**Page excerpt**
-------

Q1: Camping Trip (20 points)

During one of the camping trips, Pulkit was given $n$ rope segments of lengths $l_{1}, l_{2}, \dots, l_{n}$ by Kedar, and was asked to join all the ropes into a single long segment of length $\sum_{i = 1}^{n} l_{i}$ . Pulkit can only join two ropes at a time and the "effort" in joining ropes $i, j$ using a knot is $l_{i} + l_{j}$ . Pulkit is lazy and would like to minimize his "effort" to join all the segments together.

[5 points] Do you see any parallels between the problem and one of the prefix-free codes you have learnt about? Please justify your answer.
[5 points] Let $E_{o pt}$ be the optimal (minimal) value for the effort required to join all the segments. Without solving the problem, can Pulkit get an estimate of what the $E_{o pt}$ would be? Leaving your answer in terms of inequalities is fine.
[10 points] Implement the function compute_minimum_effort() in the file hw2_p1.py.
HINT: You may use one of the prefix-free code implementations in the SCL Library

Q2: Generating random non-uniform data (25 points)

Consider the problem of sampling a non-uniform discrete distribution, when you given samples from a uniform distribution.

-------

**Provided material**

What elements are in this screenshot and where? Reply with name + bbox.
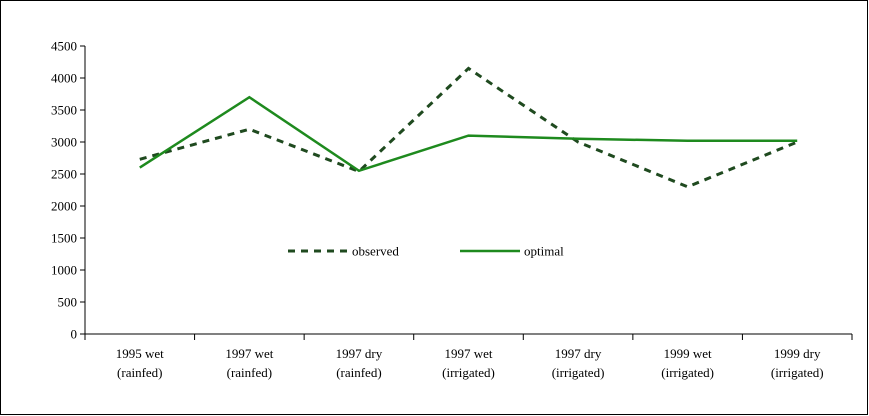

-------

**Aim**
According to the camping trip homework excerpt, in which file is the function compute_minimum_effort() to be implemented?

**Finished answer**
hw2_p1.py